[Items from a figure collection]
※ ※ ※

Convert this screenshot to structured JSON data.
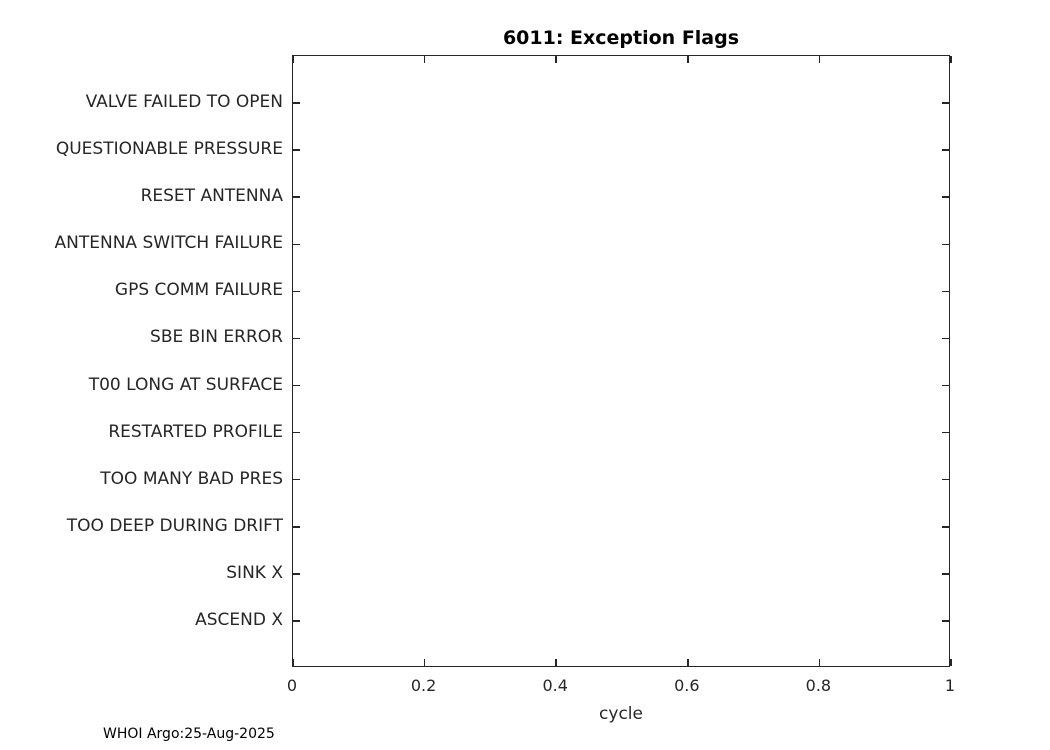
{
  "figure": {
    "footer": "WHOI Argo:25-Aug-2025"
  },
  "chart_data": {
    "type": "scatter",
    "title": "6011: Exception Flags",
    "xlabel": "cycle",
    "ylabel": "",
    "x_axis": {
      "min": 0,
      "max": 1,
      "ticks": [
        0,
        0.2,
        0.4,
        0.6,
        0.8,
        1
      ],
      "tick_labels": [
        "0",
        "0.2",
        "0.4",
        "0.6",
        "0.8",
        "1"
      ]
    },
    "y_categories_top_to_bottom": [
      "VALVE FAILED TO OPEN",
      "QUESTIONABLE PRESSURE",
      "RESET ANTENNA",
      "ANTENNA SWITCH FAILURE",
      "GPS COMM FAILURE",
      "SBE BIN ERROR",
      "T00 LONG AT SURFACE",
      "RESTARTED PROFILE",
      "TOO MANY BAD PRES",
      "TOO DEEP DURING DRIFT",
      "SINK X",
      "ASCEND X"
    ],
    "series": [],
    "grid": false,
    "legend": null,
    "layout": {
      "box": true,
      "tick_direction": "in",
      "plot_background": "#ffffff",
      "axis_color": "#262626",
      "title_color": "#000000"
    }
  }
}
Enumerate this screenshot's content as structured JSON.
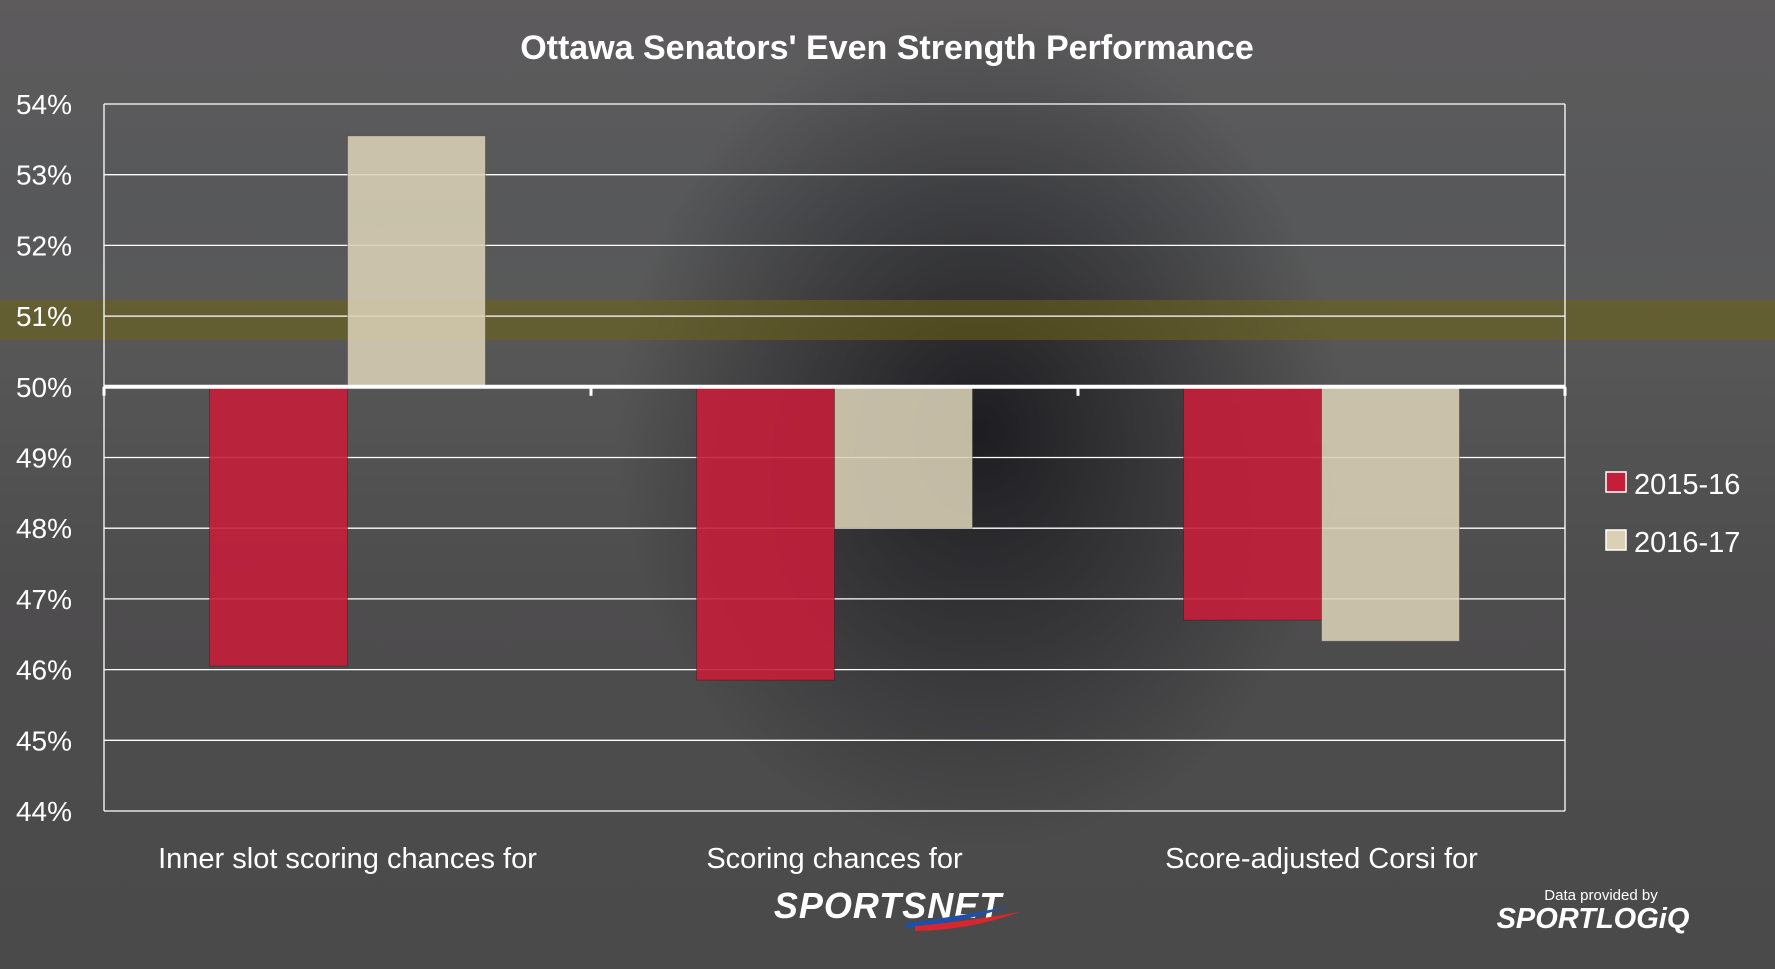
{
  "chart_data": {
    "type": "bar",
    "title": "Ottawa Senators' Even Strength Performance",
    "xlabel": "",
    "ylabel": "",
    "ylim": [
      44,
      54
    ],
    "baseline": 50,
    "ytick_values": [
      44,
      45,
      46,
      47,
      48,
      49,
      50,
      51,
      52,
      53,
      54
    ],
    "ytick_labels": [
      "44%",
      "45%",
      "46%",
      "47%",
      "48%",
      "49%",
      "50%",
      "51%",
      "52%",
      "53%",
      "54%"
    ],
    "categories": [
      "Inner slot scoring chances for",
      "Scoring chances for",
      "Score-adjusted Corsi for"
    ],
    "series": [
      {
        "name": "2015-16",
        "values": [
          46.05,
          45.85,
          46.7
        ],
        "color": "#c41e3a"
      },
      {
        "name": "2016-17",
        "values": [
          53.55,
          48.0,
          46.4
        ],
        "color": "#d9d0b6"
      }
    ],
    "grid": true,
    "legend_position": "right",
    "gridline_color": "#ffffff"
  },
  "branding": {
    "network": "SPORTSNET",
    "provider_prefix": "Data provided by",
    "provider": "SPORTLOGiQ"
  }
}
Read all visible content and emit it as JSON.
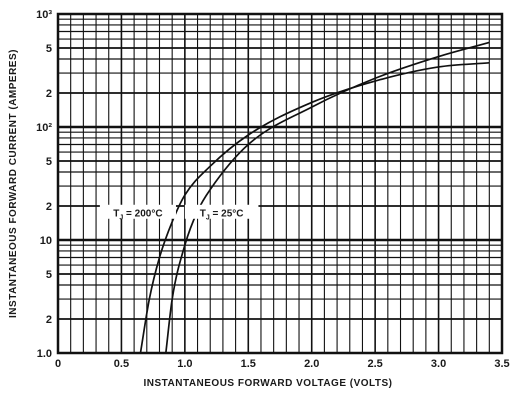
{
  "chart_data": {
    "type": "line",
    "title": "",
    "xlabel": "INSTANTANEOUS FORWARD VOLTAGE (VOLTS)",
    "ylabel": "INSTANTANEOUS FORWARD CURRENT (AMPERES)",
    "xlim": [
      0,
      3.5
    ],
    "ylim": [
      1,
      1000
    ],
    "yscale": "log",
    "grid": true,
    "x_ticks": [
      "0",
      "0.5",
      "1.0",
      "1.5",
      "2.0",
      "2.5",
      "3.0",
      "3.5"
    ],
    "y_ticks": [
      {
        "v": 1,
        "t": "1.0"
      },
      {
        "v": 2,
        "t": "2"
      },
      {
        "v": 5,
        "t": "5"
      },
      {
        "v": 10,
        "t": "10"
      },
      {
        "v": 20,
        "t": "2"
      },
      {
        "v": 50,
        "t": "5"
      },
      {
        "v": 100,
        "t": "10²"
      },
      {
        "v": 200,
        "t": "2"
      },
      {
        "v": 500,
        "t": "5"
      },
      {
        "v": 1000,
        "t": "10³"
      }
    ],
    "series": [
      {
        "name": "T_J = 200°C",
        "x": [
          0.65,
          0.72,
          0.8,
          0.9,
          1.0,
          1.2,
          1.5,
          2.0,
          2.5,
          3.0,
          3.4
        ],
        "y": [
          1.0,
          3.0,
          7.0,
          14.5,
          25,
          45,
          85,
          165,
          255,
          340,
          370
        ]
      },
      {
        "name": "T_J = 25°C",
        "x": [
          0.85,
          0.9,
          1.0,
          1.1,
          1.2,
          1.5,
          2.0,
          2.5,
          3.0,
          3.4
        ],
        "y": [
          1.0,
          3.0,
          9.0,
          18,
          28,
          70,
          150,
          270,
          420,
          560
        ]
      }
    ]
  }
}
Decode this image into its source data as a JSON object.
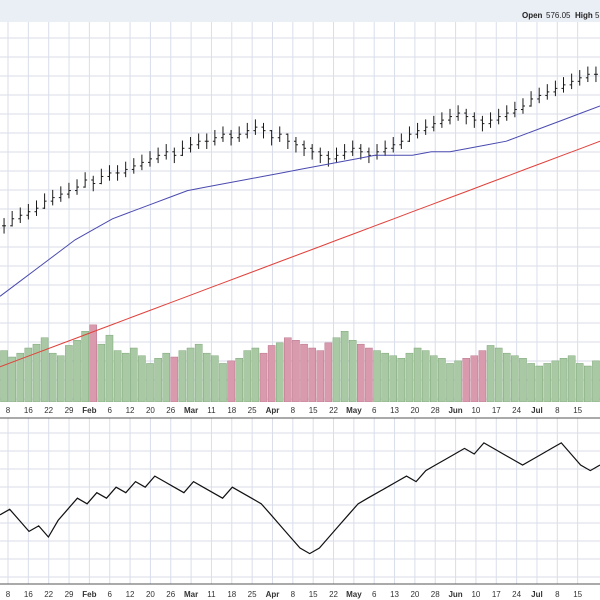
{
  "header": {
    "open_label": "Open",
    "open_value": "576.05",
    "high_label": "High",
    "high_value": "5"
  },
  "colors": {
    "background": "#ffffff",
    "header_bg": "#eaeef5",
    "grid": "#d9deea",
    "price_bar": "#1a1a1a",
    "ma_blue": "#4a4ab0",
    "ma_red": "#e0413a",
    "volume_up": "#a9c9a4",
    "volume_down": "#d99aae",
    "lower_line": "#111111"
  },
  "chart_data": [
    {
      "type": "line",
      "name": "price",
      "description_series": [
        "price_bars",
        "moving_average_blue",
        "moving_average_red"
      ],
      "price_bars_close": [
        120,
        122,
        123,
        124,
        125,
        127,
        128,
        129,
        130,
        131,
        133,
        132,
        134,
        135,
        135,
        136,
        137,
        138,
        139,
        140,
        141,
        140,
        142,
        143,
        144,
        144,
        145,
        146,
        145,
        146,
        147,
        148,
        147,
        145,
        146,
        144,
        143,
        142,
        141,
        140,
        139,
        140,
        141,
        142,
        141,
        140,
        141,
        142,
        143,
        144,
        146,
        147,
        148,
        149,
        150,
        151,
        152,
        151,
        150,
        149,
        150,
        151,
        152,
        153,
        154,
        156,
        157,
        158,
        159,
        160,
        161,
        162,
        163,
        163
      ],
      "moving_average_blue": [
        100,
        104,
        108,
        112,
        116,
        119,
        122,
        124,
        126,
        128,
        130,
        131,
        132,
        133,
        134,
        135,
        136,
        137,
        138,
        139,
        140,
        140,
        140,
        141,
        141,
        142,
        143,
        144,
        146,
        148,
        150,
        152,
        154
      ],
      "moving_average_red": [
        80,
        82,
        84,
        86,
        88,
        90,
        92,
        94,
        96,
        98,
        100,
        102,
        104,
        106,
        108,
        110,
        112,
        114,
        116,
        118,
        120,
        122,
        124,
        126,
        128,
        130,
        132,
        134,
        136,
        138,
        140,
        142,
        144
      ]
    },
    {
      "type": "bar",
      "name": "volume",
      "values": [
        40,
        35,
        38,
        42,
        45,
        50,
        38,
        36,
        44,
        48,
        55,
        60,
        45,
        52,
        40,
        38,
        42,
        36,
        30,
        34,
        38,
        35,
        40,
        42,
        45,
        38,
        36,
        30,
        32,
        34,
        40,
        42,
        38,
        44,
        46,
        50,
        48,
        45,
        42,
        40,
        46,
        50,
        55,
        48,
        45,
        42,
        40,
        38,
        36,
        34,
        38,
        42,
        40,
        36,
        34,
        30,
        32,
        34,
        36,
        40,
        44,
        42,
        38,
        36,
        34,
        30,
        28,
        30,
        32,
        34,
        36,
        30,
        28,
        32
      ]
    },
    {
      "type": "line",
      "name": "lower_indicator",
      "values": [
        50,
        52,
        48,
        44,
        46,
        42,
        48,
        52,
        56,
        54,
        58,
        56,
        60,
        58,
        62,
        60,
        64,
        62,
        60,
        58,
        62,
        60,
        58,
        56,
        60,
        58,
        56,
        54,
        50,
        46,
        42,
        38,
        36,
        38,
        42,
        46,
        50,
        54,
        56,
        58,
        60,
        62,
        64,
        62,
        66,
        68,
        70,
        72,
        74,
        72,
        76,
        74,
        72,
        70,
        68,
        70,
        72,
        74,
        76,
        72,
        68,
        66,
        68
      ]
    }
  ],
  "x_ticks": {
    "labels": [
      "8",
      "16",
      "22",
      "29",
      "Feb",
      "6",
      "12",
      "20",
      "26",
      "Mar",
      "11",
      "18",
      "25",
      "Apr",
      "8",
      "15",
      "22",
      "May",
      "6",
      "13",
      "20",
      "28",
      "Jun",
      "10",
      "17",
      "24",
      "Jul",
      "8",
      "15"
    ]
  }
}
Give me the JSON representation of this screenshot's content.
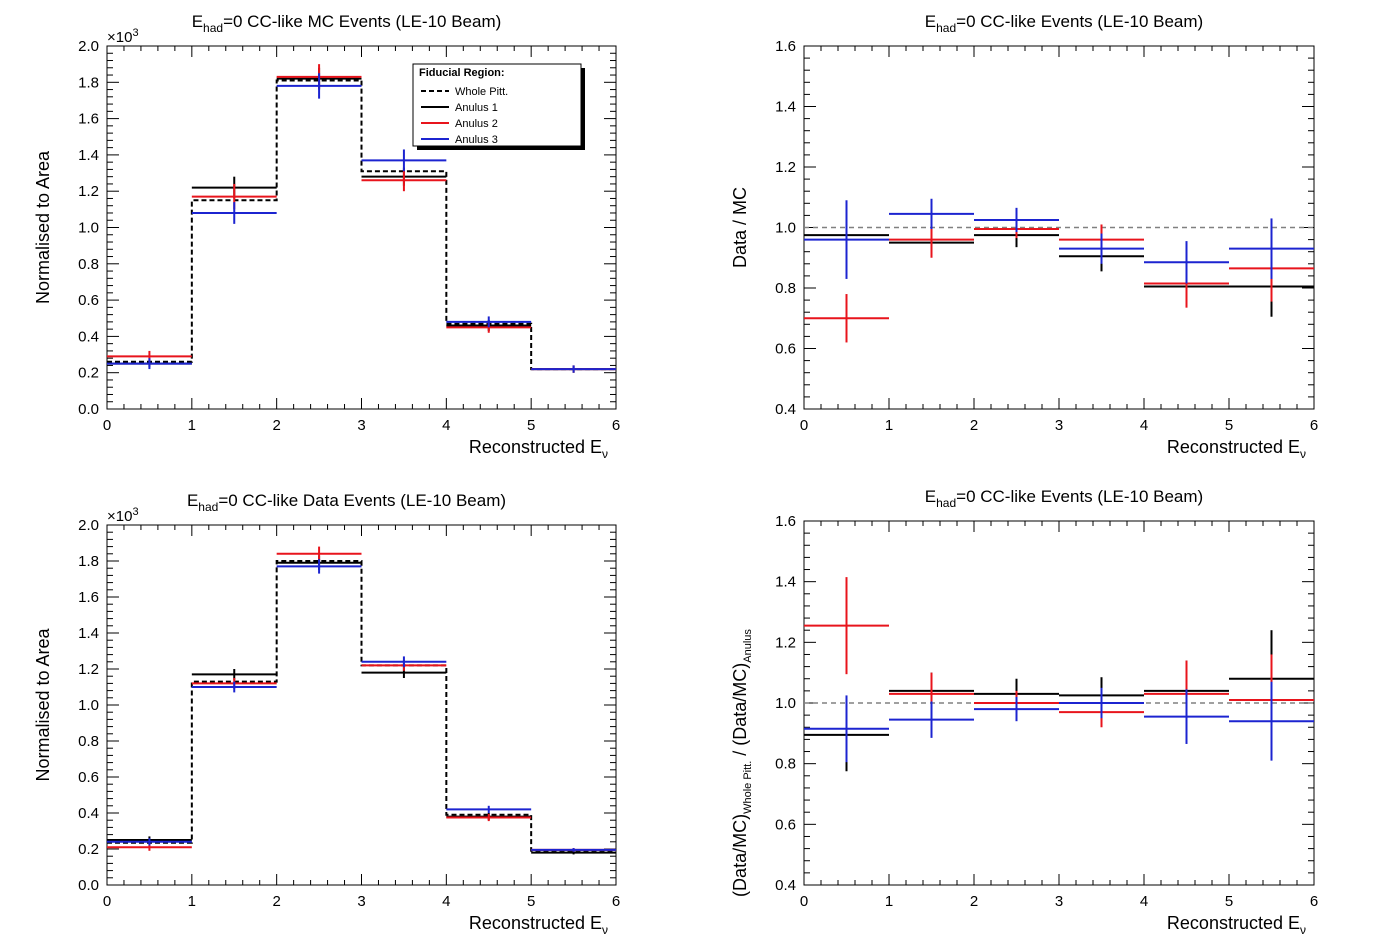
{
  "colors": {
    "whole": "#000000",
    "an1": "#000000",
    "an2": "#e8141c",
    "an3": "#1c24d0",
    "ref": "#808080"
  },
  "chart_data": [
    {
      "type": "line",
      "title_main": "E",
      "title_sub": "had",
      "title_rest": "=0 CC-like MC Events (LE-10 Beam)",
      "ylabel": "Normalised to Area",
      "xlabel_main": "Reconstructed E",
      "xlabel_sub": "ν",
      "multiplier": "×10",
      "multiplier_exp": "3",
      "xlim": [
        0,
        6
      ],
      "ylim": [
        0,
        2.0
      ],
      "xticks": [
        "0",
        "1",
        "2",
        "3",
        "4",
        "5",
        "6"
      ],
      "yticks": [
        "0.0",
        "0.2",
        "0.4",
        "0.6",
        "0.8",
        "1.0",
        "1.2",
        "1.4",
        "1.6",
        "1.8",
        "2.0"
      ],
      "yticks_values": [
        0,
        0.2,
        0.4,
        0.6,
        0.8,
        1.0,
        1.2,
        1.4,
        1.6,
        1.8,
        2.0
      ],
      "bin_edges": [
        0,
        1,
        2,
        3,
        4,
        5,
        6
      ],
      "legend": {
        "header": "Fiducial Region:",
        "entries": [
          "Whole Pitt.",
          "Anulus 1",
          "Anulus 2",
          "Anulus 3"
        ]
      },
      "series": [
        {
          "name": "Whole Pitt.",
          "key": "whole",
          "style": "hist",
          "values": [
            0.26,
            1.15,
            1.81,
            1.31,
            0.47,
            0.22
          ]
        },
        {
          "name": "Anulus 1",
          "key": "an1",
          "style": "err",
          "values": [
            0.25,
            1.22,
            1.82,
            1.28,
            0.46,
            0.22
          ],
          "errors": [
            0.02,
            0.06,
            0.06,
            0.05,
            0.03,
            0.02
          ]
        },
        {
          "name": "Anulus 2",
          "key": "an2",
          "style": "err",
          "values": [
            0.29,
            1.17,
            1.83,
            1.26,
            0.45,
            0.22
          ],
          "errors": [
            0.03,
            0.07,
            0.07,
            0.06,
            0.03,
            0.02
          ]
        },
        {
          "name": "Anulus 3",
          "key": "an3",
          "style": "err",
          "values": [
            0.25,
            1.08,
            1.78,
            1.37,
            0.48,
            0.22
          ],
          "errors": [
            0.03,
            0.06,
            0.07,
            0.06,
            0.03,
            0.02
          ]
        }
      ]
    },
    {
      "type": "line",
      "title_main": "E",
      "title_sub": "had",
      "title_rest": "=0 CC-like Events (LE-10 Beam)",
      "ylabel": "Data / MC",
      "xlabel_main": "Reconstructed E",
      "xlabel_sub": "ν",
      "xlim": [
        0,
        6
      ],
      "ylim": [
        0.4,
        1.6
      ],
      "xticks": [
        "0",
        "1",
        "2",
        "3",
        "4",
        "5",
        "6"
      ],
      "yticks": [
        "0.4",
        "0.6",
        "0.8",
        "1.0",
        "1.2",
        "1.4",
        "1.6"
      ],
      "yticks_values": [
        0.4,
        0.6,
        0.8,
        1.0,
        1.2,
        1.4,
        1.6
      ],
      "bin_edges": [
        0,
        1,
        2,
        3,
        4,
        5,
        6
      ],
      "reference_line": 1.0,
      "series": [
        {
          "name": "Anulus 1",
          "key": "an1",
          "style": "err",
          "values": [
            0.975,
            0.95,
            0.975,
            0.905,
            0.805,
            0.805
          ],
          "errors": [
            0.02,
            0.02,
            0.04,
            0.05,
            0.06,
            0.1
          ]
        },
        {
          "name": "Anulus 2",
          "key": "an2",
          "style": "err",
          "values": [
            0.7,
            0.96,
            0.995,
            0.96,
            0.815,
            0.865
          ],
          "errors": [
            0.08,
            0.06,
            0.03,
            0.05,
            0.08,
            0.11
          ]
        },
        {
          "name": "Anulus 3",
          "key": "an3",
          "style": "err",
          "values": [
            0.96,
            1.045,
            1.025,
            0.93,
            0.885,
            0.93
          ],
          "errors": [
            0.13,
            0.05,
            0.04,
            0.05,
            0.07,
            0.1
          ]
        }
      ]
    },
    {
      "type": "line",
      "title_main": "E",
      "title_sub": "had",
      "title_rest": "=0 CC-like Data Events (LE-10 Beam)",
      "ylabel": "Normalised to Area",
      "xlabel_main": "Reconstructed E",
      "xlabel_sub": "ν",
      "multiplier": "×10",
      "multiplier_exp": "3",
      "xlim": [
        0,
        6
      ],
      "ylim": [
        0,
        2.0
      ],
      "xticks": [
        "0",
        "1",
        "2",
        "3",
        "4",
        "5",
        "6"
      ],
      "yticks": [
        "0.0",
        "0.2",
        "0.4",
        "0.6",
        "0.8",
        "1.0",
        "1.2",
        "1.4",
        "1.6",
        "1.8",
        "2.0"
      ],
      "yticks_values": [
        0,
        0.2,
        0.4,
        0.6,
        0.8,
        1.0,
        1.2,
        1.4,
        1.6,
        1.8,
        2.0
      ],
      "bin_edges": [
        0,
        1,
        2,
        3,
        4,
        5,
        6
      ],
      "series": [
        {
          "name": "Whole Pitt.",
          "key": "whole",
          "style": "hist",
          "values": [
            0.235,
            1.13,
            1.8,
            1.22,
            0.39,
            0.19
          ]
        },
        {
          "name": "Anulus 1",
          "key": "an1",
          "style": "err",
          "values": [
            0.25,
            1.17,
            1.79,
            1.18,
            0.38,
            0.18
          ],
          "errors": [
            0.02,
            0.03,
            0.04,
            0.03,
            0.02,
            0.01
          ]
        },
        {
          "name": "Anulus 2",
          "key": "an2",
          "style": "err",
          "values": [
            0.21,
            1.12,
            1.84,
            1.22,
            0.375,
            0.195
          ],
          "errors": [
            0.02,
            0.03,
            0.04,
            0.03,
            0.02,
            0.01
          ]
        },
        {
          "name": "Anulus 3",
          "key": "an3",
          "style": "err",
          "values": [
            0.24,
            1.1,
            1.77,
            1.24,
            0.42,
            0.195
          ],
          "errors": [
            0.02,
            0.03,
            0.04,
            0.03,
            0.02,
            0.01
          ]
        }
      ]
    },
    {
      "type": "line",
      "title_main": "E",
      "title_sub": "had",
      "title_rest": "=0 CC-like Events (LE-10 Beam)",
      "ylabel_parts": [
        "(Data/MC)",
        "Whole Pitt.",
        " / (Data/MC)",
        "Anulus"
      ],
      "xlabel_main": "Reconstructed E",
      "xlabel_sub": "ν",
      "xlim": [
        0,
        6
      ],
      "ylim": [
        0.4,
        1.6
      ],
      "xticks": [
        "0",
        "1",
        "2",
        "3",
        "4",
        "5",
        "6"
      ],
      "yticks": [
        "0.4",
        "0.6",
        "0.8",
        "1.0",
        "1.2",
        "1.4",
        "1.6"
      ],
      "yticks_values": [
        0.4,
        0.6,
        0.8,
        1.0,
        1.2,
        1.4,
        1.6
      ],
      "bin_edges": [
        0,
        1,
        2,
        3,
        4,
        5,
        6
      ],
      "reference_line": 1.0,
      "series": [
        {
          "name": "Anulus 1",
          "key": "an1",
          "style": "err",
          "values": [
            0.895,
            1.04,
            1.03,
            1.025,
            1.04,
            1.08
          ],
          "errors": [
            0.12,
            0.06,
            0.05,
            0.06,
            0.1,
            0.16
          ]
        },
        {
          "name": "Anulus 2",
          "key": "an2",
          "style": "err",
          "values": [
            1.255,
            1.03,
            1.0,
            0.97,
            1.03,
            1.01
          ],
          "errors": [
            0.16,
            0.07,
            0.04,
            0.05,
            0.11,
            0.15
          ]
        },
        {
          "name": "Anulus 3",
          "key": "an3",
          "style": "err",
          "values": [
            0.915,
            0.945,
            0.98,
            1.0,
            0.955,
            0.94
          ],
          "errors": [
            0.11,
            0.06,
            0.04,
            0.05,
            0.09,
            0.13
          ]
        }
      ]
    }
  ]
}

※ ※ ※

_Task requirements:_
Which lines contain the word "ANTENNA"? Return each of them.

_Solved exercise:_
      "RESET ANTENNA",
      "ANTENNA SWITCH FAILURE",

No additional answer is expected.